- **Tekstgedeelte**
──────

Brandlbracke
FCI Groep 06 Lopende honden - zweethonden en verwante rassen
Rasstandaard
FCI nummer 63
Sectie
1.2
Herkomst
Oostenrijk. Een voorouder is waarschijnlijk de Keltenbrak geweest, maar doordat er lang mee gefokt is zonder bij te houden wat met wat gekruist is, is dit moeilijk definitief vast te stellen.
In oude tijden werd de Brandlbrak ook wel "Wildbodenhund" genoemd. Van deze oorsprongsvorm zijn de tegenwoordige brakken afgeleid, zoals de Slovac Kopov (Tsjechoslowakije), de Tiroler Brak, der Erdelyi Kopo (Hongarije) en de Alpenbrak en Balkanbrak (Joegoslavië)
Algemeen voorkomen
Langgestrekt met slanke ledematen Komt voor in twee grondkleuren, maar altijd met tanaftekening
Grondkleuren zijn: zwart met kleine vlekken (brand)
Roodbruin (tan) of rood (gestichel = rood met zwarte haren gemengd), witte aftekening aan de poten, een voorborstster en soms een smalle halsring
Schofthoogte
46-58 cm.
Gewicht
Vacht
ca. 2 cm. lang haar wat glad aanligt. Moet erg dicht zijn en heeft een zijdenachtige glans
Gebruik
De Brandlbracke wordt vooral in bergachtig landschap gebruikt. Deze kortharige Oostenrijkse Brak wordt in Duitsland en Oostenrijk gebruikt en is ook in Zwitserland bekend. Hij is tevens een goede zweethond en heeft ten opzichte van de klassieke zweethonden het voordeel dat hij ook op zweet van reeën bruikbaar i
Gezondheid
Voor zover bekend zijn er geen rasspecifieke gezondheidsproblemen
Aard
Heeft een gevoelige neus, geeft luid en een jachthond met passie. Is een gewillige werker met een redelijk temperament.

──────

- **Regelfragmenten**
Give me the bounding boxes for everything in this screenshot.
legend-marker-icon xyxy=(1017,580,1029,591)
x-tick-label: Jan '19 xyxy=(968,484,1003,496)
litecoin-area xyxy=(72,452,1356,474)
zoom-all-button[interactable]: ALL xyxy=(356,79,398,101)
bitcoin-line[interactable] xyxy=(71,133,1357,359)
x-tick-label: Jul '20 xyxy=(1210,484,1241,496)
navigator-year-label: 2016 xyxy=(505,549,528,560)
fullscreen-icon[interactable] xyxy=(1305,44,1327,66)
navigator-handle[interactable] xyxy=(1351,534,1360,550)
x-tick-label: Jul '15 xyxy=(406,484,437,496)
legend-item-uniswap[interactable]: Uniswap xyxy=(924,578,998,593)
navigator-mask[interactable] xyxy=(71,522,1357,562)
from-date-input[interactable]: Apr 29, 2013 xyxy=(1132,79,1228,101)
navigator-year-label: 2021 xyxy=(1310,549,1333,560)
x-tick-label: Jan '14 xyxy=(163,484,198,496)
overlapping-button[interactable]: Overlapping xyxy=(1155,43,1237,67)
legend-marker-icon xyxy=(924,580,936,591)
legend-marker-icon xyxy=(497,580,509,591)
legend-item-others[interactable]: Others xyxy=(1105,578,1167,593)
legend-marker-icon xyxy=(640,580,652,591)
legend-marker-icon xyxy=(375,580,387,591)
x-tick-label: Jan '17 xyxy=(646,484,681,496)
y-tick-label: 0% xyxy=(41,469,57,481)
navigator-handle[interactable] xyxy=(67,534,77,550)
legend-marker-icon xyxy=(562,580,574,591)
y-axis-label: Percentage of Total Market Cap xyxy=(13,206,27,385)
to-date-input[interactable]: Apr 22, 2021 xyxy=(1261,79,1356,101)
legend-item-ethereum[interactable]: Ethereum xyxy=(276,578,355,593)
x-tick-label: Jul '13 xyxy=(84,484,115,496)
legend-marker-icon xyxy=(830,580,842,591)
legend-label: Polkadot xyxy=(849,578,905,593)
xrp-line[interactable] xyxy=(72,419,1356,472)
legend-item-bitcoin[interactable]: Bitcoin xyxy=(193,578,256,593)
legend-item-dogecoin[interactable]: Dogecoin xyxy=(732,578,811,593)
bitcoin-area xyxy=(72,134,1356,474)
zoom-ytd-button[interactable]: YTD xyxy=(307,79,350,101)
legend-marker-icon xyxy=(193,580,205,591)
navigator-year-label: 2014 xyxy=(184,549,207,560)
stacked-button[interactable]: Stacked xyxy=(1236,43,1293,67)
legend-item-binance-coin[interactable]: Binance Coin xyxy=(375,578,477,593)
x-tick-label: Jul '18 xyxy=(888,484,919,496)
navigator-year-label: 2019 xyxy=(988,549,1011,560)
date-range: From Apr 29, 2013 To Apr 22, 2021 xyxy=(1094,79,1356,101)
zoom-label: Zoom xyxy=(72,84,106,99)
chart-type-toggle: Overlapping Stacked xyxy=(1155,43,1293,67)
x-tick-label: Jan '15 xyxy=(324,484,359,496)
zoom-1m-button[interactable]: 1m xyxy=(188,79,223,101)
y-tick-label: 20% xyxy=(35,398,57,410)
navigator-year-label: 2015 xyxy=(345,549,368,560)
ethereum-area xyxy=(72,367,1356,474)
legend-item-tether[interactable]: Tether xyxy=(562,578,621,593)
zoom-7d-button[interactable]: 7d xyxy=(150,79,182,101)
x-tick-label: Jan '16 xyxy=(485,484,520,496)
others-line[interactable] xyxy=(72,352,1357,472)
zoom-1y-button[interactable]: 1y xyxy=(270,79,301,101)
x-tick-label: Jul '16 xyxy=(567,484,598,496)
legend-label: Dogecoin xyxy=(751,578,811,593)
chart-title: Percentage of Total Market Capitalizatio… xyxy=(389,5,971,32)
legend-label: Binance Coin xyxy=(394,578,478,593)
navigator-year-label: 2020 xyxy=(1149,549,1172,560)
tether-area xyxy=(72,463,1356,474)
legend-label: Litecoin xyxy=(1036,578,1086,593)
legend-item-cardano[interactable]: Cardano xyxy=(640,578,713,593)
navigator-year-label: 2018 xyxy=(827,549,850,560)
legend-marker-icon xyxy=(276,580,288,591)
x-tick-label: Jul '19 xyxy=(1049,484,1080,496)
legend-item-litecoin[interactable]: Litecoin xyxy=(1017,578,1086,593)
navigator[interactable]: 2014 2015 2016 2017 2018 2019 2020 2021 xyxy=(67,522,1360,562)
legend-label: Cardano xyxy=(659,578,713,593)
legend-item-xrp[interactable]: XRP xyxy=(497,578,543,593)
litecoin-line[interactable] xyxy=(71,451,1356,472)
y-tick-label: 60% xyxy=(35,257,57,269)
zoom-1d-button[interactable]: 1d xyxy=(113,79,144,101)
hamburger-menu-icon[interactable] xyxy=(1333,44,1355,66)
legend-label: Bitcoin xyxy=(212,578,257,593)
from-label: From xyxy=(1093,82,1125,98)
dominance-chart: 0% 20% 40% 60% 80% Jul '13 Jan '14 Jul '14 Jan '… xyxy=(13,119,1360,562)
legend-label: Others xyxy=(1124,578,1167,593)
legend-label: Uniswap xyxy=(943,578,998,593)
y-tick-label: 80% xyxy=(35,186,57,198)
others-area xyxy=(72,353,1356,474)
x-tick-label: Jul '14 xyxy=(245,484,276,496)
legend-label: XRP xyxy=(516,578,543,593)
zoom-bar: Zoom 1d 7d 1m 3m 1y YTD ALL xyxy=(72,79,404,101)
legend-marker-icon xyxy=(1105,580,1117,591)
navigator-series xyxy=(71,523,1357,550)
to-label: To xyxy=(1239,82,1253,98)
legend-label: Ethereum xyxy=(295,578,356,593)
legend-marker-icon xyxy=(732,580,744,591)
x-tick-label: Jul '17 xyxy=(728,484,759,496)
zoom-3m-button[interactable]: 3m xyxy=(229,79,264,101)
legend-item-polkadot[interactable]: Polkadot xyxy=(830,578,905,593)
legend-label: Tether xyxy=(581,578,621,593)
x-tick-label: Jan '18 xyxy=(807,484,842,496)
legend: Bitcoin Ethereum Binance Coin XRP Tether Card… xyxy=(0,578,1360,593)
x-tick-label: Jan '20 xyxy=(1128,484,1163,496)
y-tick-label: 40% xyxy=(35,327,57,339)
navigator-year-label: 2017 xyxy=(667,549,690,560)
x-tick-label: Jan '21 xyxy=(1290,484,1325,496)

──────

- **Opdracht 1**
Welke schofthoogte noemt de tekst over de Brandlbracke?
- **Opdracht 2**
Citeer uit de tekst over de Brandlbracke het gedeelte tussen "Roodbruin (tan) of" en "een redelijk temperament.", beide inbegrepen.

- **Oplossing 1**
De schofthoogte is 46-58 cm.

- **Oplossing 2**
Roodbruin (tan) of rood (gestichel = rood met zwarte haren gemengd), witte aftekening aan de poten, een voorborstster en soms een smalle halsring
Schofthoogte
46-58 cm.
Gewicht
Vacht
ca. 2 cm. lang haar wat glad aanligt. Moet erg dicht zijn en heeft een zijdenachtige glans
Gebruik
De Brandlbracke wordt vooral in bergachtig landschap gebruikt. Deze kortharige Oostenrijkse Brak wordt in Duitsland en Oostenrijk gebruikt en is ook in Zwitserland bekend. Hij is tevens een goede zweethond en heeft ten opzichte van de klassieke zweethonden het voordeel dat hij ook op zweet van reeën bruikbaar i
Gezondheid
Voor zover bekend zijn er geen rasspecifieke gezondheidsproblemen
Aard
Heeft een gevoelige neus, geeft luid en een jachthond met passie. Is een gewillige werker met een redelijk temperament.